### Instructions to follow
Find the lines holding the word "Come" and collect them.

### Record set
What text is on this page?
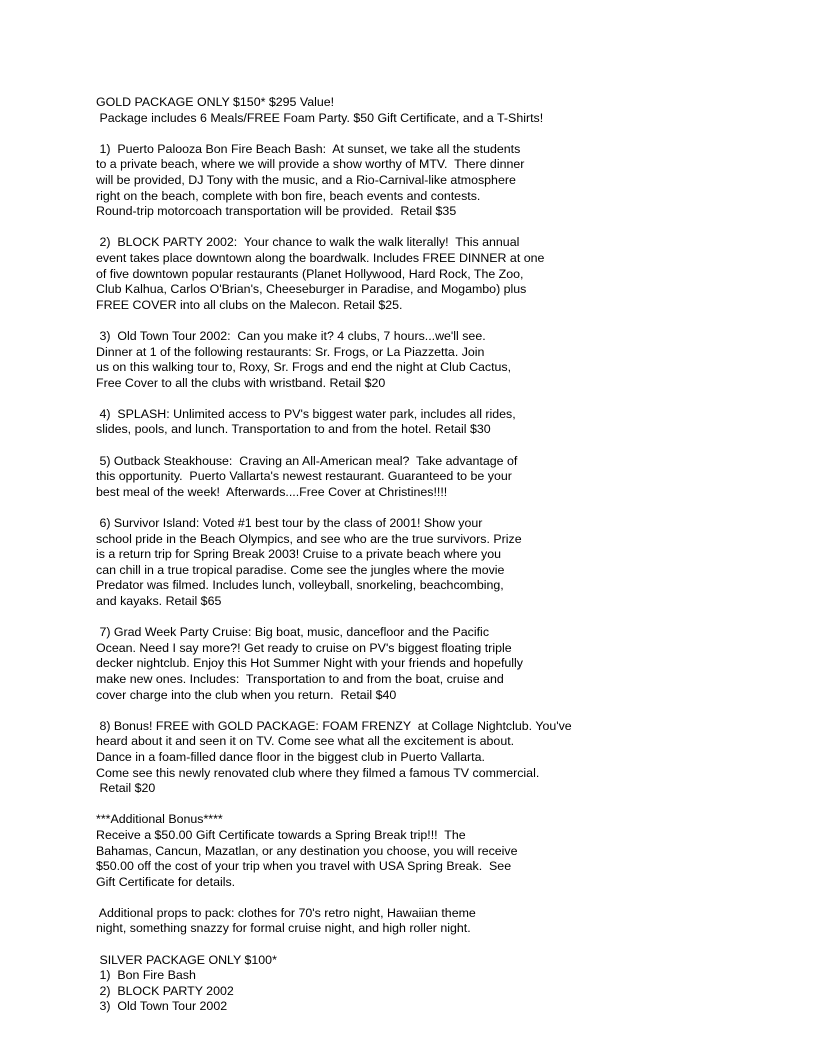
GOLD PACKAGE ONLY $150* $295 Value!
Package includes 6 Meals/FREE Foam Party. $50 Gift Certificate, and a T-Shirts!
1)  Puerto Palooza Bon Fire Beach Bash:  At sunset, we take all the students
to a private beach, where we will provide a show worthy of MTV.  There dinner
will be provided, DJ Tony with the music, and a Rio-Carnival-like atmosphere
right on the beach, complete with bon fire, beach events and contests.
Round-trip motorcoach transportation will be provided.  Retail $35
2)  BLOCK PARTY 2002:  Your chance to walk the walk literally!  This annual
event takes place downtown along the boardwalk. Includes FREE DINNER at one
of five downtown popular restaurants (Planet Hollywood, Hard Rock, The Zoo,
Club Kalhua, Carlos O'Brian's, Cheeseburger in Paradise, and Mogambo) plus
FREE COVER into all clubs on the Malecon. Retail $25.
3)  Old Town Tour 2002:  Can you make it? 4 clubs, 7 hours...we'll see.
Dinner at 1 of the following restaurants: Sr. Frogs, or La Piazzetta. Join
us on this walking tour to, Roxy, Sr. Frogs and end the night at Club Cactus,
Free Cover to all the clubs with wristband. Retail $20
4)  SPLASH: Unlimited access to PV's biggest water park, includes all rides,
slides, pools, and lunch. Transportation to and from the hotel. Retail $30
5) Outback Steakhouse:  Craving an All-American meal?  Take advantage of
this opportunity.  Puerto Vallarta's newest restaurant. Guaranteed to be your
best meal of the week!  Afterwards....Free Cover at Christines!!!!
6) Survivor Island: Voted #1 best tour by the class of 2001! Show your
school pride in the Beach Olympics, and see who are the true survivors. Prize
is a return trip for Spring Break 2003! Cruise to a private beach where you
can chill in a true tropical paradise. Come see the jungles where the movie
Predator was filmed. Includes lunch, volleyball, snorkeling, beachcombing,
and kayaks. Retail $65
7) Grad Week Party Cruise: Big boat, music, dancefloor and the Pacific
Ocean. Need I say more?! Get ready to cruise on PV's biggest floating triple
decker nightclub. Enjoy this Hot Summer Night with your friends and hopefully
make new ones. Includes:  Transportation to and from the boat, cruise and
cover charge into the club when you return.  Retail $40
8) Bonus! FREE with GOLD PACKAGE: FOAM FRENZY  at Collage Nightclub. You've
heard about it and seen it on TV. Come see what all the excitement is about.
Dance in a foam-filled dance floor in the biggest club in Puerto Vallarta.
Come see this newly renovated club where they filmed a famous TV commercial.
Retail $20
***Additional Bonus****
Receive a $50.00 Gift Certificate towards a Spring Break trip!!!  The
Bahamas, Cancun, Mazatlan, or any destination you choose, you will receive
$50.00 off the cost of your trip when you travel with USA Spring Break.  See
Gift Certificate for details.
Additional props to pack: clothes for 70's retro night, Hawaiian theme
night, something snazzy for formal cruise night, and high roller night.
SILVER PACKAGE ONLY $100*
1)  Bon Fire Bash
2)  BLOCK PARTY 2002
3)  Old Town Tour 2002
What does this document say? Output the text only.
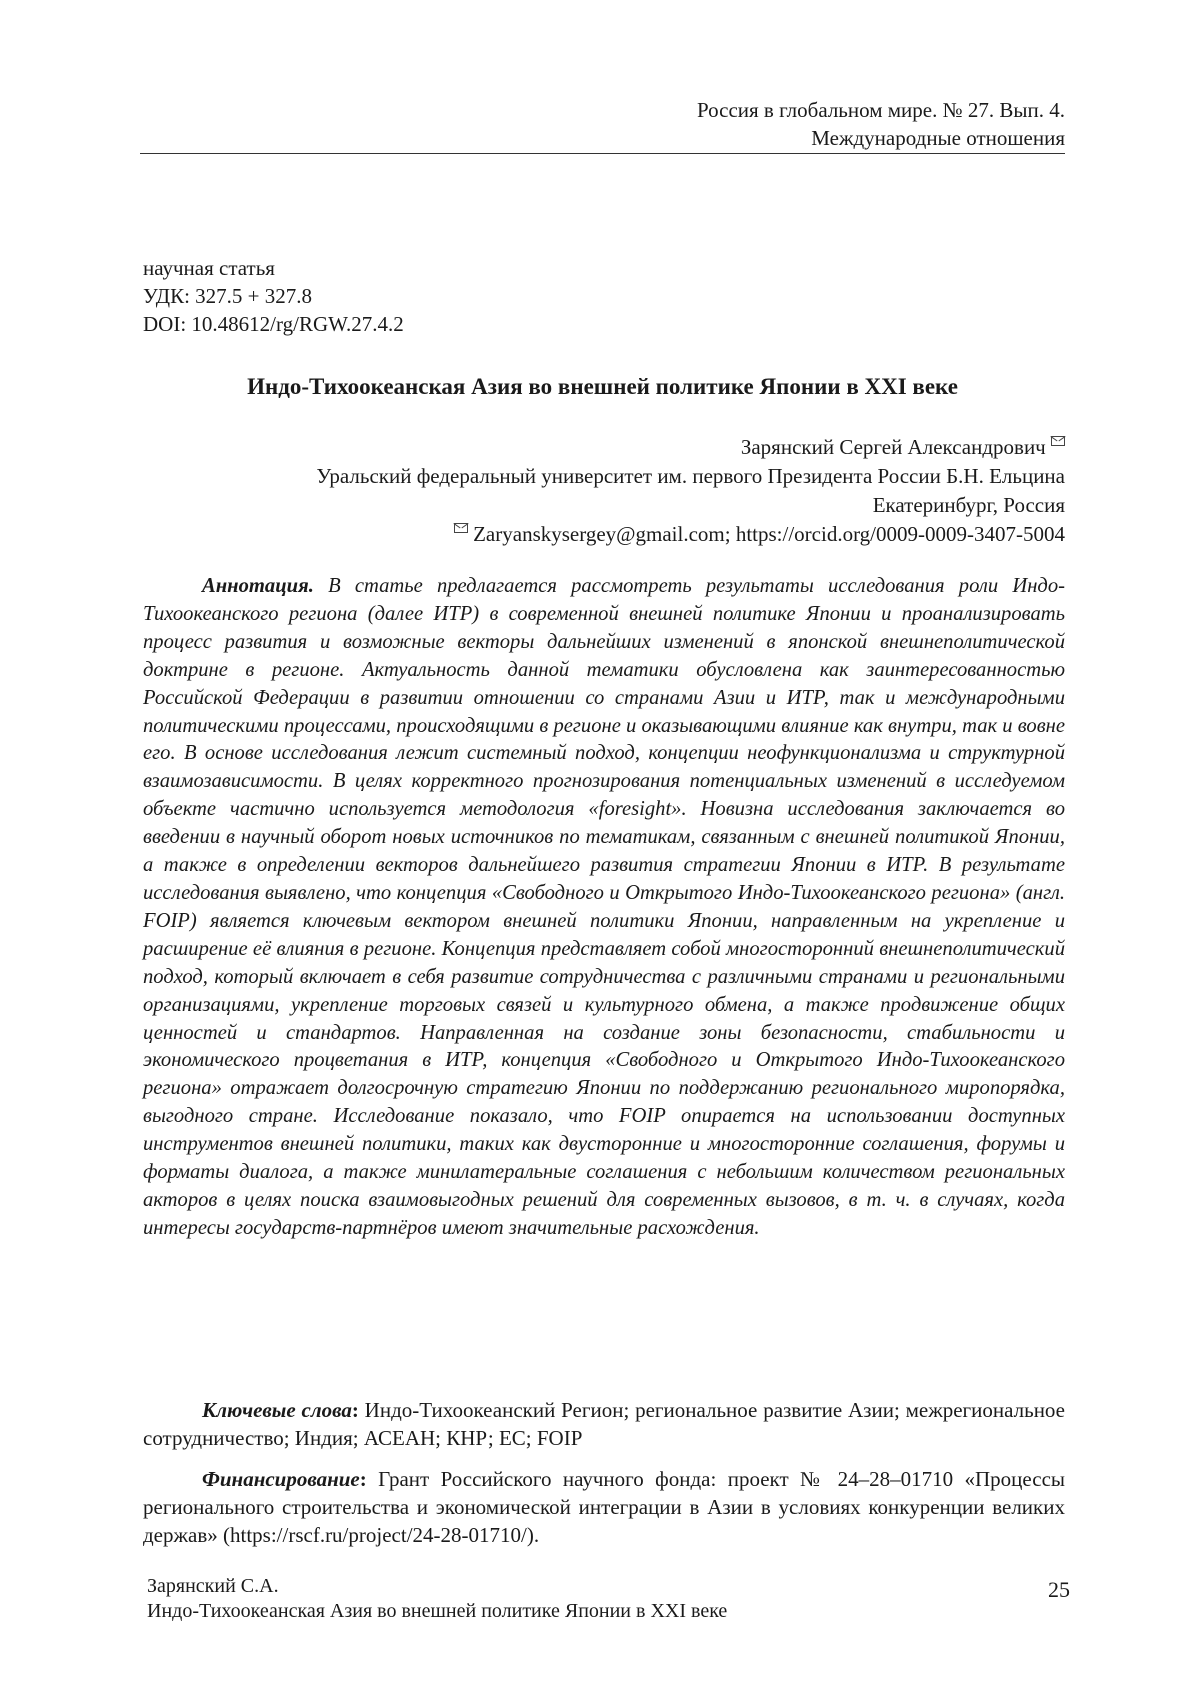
Россия в глобальном мире. № 27. Вып. 4.
Международные отношения
научная статья
УДК: 327.5 + 327.8
DOI: 10.48612/rg/RGW.27.4.2
Индо-Тихоокеанская Азия во внешней политике Японии в XXI веке
Зарянский Сергей Александрович
Уральский федеральный университет им. первого Президента России Б.Н. Ельцина
Екатеринбург, Россия
Zaryanskysergey@gmail.com; https://orcid.org/0009-0009-3407-5004

Аннотация. В статье предлагается рассмотреть результаты исследования роли Индо-Тихоокеанского региона (далее ИТР) в современной внешней политике Японии и проанализировать процесс развития и возможные векторы дальнейших изменений в японской внешнеполитической доктрине в регионе. Актуальность данной тематики обусловлена как заинтересованностью Российской Федерации в развитии отношении со странами Азии и ИТР, так и международными политическими процессами, происходящими в регионе и оказывающими влияние как внутри, так и вовне его. В основе исследования лежит системный подход, концепции неофункционализма и структурной взаимозависимости. В целях корректного прогнозирования потенциальных изменений в исследуемом объекте частично используется методология «foresight». Новизна исследования заключается во введении в научный оборот новых источников по тематикам, связанным с внешней политикой Японии, а также в определении векторов дальнейшего развития стратегии Японии в ИТР. В результате исследования выявлено, что концепция «Свободного и Открытого Индо-Тихоокеанского региона» (англ. FOIP) является ключевым вектором внешней политики Японии, направленным на укрепление и расширение её влияния в регионе. Концепция представляет собой многосторонний внешнеполитический подход, который включает в себя развитие сотрудничества с различными странами и региональными организациями, укрепление торговых связей и культурного обмена, а также продвижение общих ценностей и стандартов. Направленная на создание зоны безопасности, стабильности и экономического процветания в ИТР, концепция «Свободного и Открытого Индо-Тихоокеанского региона» отражает долгосрочную стратегию Японии по поддержанию регионального миропорядка, выгодного стране. Исследование показало, что FOIP опирается на использовании доступных инструментов внешней политики, таких как двусторонние и многосторонние соглашения, форумы и форматы диалога, а также минилатеральные соглашения с небольшим количеством региональных акторов в целях поиска взаимовыгодных решений для современных вызовов, в т. ч. в случаях, когда интересы государств-партнёров имеют значительные расхождения.

Ключевые слова: Индо-Тихоокеанский Регион; региональное развитие Азии; межрегиональное сотрудничество; Индия; АСЕАН; КНР; ЕС; FOIP

Финансирование: Грант Российского научного фонда: проект № 24–28–01710 «Процессы регионального строительства и экономической интеграции в Азии в условиях конкуренции великих держав» (https://rscf.ru/project/24-28-01710/).

Зарянский С.А.
Индо-Тихоокеанская Азия во внешней политике Японии в XXI веке
25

### Task answer
can chill in a true tropical paradise. Come see the jungles where the movie
heard about it and seen it on TV. Come see what all the excitement is about.
Come see this newly renovated club where they filmed a famous TV commercial.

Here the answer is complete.